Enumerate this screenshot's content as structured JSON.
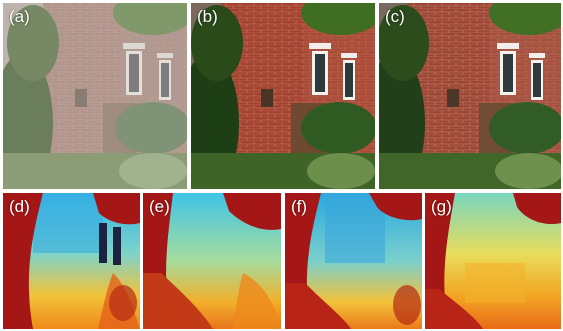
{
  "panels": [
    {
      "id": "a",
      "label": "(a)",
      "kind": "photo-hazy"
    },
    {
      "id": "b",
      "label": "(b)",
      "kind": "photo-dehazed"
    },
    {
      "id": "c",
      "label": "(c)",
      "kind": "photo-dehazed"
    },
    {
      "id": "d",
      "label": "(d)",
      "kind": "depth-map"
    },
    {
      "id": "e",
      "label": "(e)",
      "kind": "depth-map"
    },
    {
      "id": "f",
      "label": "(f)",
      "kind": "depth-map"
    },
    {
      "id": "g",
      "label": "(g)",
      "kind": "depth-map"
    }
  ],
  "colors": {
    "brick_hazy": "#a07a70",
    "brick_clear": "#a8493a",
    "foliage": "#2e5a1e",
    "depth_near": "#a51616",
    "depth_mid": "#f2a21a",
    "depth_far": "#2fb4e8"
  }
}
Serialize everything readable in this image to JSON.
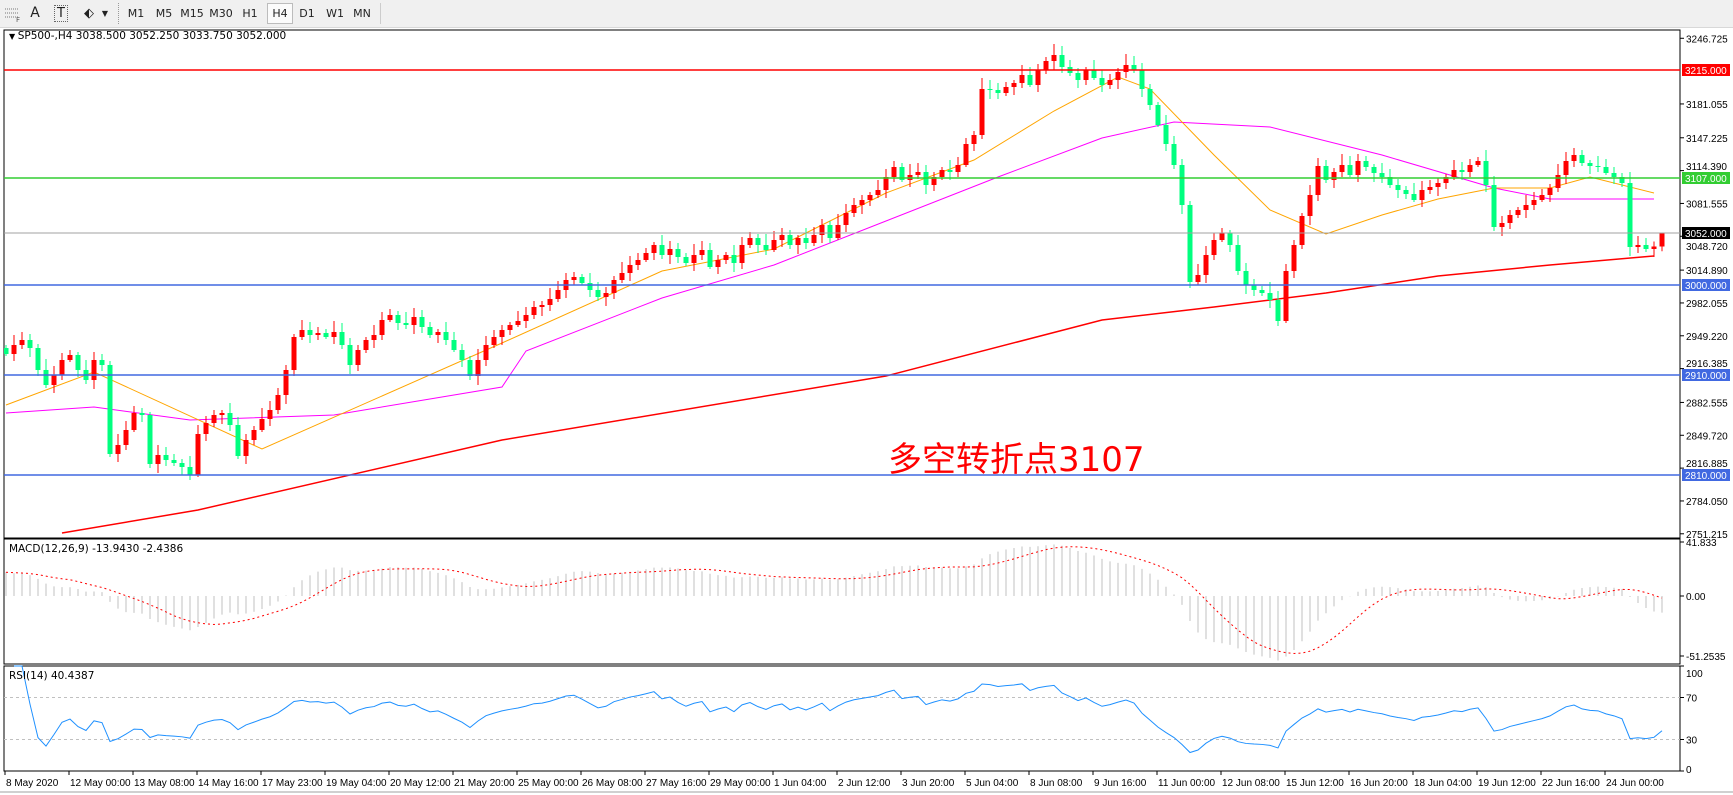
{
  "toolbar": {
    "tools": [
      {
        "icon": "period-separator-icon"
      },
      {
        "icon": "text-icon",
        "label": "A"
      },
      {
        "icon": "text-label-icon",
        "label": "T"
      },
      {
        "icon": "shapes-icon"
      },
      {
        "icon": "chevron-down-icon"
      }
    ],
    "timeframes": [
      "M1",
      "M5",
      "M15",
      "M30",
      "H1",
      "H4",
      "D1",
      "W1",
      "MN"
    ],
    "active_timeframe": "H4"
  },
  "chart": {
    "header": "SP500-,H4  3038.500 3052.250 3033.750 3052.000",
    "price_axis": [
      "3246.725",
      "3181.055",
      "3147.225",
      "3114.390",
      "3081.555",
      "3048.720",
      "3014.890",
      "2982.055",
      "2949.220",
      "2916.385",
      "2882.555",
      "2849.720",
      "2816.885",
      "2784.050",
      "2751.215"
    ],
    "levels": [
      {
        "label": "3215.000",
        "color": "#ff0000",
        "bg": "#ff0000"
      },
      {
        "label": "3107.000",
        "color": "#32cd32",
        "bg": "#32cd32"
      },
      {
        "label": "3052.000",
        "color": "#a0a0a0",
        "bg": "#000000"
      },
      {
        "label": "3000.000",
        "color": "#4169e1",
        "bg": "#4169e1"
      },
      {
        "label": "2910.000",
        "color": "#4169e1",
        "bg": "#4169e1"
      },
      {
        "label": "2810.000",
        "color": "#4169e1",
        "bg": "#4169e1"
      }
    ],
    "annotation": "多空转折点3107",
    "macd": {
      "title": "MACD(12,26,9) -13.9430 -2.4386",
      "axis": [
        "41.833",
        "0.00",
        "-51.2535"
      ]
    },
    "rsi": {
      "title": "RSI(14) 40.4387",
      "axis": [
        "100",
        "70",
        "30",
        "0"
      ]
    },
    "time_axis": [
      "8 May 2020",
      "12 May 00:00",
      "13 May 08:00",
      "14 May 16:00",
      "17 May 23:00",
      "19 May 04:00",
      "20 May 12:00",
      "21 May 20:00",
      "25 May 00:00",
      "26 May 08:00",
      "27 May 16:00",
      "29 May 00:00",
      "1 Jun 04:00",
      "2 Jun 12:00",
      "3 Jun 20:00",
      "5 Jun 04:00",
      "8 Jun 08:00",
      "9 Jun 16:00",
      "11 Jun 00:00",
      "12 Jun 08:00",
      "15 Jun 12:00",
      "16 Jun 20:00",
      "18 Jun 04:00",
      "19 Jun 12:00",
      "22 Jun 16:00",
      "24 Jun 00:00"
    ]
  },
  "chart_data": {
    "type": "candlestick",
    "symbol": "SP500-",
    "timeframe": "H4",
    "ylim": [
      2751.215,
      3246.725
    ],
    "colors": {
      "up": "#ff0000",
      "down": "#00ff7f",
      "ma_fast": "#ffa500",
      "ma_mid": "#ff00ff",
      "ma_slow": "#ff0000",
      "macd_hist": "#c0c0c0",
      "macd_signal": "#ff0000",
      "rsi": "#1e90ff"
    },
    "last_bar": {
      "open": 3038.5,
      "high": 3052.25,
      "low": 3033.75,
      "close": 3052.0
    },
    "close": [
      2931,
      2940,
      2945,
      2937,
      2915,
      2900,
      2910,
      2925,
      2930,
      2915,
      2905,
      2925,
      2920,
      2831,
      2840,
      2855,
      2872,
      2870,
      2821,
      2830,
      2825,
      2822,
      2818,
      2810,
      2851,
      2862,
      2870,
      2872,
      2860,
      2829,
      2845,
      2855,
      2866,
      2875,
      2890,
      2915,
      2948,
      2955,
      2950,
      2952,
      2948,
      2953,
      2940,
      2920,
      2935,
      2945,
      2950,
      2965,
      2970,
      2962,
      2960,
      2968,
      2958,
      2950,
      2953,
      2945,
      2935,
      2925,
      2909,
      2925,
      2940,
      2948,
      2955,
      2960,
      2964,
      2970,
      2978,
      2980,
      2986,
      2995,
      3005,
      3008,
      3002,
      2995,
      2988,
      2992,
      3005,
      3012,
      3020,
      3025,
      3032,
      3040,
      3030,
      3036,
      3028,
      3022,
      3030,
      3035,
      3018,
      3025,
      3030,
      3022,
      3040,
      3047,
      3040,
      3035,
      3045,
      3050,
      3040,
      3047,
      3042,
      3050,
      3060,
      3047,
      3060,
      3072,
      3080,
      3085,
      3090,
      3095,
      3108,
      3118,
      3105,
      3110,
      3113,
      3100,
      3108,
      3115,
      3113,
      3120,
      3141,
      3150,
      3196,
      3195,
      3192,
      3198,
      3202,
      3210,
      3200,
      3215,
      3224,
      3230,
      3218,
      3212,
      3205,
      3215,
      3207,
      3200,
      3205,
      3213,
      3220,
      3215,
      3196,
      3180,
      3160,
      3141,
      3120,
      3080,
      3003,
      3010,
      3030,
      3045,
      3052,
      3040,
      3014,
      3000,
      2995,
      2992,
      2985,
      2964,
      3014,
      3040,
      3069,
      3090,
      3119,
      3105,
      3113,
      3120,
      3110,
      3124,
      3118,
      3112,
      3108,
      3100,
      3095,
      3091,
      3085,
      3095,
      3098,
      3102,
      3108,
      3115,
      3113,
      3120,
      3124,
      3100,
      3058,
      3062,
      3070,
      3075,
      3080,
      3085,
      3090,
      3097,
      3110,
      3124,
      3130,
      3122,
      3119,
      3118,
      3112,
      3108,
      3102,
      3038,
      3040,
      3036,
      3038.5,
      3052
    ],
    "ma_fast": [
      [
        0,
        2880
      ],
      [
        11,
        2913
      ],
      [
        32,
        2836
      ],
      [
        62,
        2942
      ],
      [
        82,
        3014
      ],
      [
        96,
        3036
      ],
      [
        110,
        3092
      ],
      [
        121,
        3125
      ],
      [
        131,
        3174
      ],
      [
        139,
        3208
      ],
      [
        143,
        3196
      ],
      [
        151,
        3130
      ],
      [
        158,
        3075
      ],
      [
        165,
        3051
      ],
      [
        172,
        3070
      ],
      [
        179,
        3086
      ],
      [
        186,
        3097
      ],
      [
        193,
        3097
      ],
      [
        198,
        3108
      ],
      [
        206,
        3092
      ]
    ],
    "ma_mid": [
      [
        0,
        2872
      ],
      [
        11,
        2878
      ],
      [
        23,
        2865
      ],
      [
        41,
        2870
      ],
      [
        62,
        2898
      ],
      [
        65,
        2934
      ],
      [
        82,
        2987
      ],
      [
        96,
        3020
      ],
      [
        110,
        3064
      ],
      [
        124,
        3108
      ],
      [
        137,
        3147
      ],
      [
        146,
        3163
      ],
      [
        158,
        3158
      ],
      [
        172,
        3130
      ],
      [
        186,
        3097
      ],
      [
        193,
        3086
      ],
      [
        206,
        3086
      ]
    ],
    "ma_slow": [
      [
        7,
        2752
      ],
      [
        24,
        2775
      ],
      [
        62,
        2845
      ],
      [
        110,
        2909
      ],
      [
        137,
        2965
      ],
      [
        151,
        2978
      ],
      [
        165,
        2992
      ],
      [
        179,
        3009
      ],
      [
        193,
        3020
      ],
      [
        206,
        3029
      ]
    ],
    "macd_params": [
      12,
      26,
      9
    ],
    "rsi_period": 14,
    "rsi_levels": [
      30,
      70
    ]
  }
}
○ ○ ○ ○ ○ ○ ○
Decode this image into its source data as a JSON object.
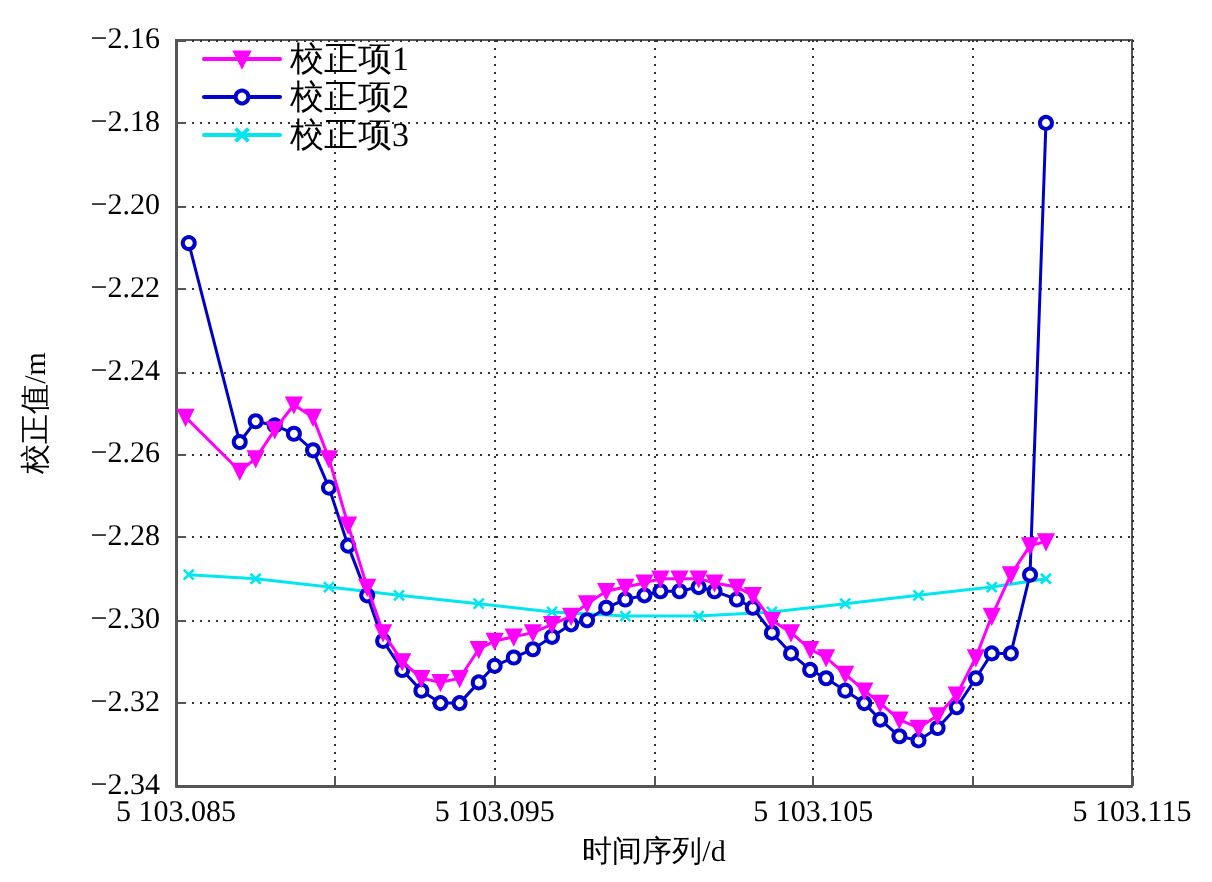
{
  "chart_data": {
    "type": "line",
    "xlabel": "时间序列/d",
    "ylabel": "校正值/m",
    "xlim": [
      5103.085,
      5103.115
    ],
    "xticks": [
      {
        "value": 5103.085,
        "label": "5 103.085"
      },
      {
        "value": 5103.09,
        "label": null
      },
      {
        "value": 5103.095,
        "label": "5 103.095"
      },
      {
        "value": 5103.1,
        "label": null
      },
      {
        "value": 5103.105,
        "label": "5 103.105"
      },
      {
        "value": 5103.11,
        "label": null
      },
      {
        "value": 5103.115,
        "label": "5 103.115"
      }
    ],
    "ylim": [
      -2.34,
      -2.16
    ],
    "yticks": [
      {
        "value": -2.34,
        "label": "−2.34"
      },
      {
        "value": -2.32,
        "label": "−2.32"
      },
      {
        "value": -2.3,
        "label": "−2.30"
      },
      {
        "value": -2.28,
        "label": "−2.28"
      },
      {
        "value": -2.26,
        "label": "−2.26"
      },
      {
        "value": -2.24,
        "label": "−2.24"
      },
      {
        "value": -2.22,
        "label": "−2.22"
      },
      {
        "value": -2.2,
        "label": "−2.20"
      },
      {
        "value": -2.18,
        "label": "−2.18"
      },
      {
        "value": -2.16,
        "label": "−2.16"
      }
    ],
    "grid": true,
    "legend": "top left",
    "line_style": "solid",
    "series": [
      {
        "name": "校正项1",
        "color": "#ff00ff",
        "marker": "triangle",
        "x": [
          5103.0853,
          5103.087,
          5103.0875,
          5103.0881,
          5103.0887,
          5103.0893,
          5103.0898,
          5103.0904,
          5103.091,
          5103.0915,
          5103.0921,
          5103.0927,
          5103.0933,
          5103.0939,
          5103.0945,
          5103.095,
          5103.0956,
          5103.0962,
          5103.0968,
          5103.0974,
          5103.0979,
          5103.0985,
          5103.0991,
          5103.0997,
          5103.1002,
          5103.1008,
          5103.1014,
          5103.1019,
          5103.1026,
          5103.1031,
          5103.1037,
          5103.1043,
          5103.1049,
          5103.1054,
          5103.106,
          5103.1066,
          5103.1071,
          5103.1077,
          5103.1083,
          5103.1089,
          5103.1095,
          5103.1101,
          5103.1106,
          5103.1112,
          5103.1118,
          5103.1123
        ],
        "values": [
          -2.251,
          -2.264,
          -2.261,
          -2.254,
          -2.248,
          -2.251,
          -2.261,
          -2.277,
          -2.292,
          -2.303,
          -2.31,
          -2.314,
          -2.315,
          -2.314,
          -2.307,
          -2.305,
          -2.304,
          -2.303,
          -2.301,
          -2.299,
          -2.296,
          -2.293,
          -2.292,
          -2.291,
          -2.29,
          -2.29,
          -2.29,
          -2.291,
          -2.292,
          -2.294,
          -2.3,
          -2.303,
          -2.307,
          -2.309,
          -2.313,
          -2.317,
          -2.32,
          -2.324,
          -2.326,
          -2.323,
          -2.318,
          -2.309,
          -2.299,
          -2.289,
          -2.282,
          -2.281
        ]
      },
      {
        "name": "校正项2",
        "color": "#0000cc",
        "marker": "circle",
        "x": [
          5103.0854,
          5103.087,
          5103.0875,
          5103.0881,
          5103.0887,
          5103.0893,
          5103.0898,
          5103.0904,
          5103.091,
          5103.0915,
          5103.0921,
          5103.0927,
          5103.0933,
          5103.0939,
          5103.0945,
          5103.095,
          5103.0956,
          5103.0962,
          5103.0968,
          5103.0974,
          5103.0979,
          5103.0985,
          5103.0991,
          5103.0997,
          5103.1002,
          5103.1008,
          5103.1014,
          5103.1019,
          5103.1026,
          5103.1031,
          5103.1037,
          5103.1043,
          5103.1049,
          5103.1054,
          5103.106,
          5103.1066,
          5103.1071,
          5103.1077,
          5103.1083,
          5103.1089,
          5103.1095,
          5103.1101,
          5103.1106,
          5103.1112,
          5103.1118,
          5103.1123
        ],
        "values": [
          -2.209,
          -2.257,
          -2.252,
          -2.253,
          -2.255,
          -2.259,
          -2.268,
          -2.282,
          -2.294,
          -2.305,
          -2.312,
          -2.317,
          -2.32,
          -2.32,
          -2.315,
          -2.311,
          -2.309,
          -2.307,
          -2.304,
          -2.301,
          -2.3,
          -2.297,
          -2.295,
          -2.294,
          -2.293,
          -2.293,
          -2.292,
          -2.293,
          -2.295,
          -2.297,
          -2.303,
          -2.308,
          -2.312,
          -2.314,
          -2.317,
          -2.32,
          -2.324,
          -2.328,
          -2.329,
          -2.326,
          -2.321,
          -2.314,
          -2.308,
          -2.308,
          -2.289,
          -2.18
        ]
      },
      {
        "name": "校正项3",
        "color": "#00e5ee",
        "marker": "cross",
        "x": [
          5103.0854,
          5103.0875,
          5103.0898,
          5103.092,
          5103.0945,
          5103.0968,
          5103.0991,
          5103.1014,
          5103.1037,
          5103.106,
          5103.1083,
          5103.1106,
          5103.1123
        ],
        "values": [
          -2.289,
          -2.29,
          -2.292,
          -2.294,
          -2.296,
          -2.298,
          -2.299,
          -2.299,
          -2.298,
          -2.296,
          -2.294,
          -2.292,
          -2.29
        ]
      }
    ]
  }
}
○ ○ ○ ○ ○ ○ ○
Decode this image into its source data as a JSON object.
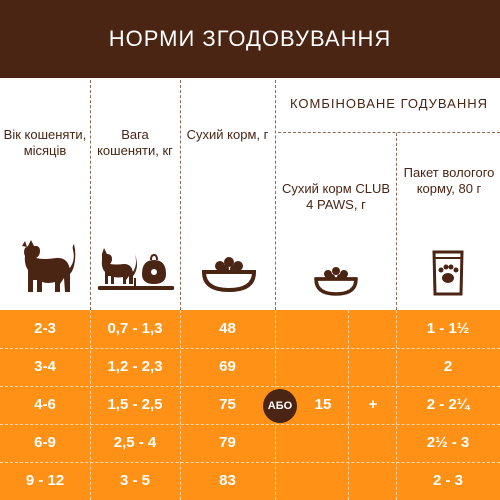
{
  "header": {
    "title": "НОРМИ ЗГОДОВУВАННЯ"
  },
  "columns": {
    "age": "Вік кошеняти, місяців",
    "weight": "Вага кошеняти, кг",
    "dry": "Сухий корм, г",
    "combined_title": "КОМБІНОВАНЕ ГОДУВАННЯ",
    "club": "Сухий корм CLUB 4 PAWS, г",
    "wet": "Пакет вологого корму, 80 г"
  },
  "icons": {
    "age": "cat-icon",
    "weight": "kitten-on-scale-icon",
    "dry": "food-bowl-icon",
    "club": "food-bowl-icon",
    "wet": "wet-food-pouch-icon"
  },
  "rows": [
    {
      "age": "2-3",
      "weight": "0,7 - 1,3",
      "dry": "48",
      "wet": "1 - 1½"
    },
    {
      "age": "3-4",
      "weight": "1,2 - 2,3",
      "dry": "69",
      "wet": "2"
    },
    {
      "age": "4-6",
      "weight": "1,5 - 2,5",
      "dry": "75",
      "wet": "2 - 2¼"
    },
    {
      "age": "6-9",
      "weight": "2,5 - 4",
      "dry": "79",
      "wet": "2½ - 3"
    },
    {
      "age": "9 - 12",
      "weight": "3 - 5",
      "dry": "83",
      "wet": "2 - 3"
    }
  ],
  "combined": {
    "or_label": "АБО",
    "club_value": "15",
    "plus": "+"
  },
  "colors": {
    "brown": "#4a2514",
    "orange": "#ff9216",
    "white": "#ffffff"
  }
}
○ ○ ○ ○ ○ ○ ○
Identify all lines in the records above with the word "кошеняти".

    "age": "Вік кошеняти, місяців",
    "weight": "Вага кошеняти, кг",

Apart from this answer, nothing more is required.